◆ **Aim of the task**
Determine how many lines in these records hold "label". Only the number is wanted.
----- Dataset records -----
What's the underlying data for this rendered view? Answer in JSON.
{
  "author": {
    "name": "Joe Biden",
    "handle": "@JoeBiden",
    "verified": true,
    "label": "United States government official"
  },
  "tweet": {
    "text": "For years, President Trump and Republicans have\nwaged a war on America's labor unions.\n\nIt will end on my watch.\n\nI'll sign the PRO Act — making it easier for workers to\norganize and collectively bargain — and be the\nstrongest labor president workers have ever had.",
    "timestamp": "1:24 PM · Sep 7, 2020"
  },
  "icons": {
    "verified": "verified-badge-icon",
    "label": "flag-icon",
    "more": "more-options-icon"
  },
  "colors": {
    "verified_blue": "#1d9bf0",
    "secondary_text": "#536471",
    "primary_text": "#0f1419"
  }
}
-----
◆ **Solution for this problem**
2